#### Requirement
Could you copy every line from the material below in which "this" appears?

#### Supplied records

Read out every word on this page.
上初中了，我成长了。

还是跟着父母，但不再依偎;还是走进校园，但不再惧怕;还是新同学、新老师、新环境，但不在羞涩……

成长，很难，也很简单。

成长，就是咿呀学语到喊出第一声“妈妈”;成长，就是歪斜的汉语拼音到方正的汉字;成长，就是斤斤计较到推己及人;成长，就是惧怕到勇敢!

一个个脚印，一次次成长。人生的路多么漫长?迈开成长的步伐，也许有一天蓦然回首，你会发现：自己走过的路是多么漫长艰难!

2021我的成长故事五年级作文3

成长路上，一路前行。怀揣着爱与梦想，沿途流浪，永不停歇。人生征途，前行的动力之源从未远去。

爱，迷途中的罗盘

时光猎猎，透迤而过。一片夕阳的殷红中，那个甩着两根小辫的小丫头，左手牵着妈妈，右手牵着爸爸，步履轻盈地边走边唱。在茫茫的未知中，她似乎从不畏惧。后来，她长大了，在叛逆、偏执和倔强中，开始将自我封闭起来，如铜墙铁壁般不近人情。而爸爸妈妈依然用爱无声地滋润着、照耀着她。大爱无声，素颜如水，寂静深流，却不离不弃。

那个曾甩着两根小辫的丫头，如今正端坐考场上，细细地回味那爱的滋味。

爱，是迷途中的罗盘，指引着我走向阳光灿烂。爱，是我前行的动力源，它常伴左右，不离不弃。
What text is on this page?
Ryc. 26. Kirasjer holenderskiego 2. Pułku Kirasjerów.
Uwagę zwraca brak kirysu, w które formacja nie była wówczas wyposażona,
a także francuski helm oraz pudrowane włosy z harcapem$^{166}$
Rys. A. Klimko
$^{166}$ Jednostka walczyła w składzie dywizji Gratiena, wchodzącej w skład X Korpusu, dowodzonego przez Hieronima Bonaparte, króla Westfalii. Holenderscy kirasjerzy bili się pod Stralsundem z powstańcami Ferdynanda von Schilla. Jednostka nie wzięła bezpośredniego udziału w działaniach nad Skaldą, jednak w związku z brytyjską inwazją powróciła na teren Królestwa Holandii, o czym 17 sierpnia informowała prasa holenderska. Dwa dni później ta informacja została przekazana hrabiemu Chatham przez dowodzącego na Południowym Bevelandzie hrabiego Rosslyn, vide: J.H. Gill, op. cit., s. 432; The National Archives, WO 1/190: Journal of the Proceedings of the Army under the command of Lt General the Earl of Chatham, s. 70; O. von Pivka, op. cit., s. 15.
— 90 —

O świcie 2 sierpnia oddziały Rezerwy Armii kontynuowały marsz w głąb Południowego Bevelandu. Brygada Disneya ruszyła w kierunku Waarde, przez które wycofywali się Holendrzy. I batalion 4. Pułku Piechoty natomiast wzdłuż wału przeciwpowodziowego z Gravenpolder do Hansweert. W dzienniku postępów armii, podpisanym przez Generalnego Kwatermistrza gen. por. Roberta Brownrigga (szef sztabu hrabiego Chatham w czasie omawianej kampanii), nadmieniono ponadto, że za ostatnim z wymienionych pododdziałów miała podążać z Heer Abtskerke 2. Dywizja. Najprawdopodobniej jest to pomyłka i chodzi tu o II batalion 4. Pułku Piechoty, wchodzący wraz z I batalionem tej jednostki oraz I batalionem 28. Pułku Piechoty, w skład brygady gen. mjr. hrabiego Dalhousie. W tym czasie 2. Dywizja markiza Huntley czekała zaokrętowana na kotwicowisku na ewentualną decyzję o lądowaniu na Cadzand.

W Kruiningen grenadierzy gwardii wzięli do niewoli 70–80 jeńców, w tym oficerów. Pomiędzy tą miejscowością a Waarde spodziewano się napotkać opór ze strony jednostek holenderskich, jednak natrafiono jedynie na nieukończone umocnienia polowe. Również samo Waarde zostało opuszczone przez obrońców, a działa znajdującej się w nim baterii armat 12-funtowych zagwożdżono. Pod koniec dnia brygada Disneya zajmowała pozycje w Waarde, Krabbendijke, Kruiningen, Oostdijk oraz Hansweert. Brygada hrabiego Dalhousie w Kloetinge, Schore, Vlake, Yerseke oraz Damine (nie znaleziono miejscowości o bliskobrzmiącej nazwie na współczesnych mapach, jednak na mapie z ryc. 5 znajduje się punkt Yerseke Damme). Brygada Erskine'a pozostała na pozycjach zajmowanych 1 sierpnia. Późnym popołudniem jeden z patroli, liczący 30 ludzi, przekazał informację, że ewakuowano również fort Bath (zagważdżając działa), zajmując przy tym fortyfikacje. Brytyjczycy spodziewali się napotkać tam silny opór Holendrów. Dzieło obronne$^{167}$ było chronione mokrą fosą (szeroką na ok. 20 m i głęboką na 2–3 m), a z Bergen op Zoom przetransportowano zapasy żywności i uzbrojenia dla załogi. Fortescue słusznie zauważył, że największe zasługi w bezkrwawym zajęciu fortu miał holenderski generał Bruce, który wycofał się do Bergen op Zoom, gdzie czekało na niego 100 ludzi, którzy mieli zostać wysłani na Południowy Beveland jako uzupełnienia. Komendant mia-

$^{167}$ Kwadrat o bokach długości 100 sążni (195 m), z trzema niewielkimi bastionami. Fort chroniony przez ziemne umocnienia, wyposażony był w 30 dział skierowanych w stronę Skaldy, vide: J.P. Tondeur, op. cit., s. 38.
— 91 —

#### Written response
Read out every word on this page.
What text is on this page?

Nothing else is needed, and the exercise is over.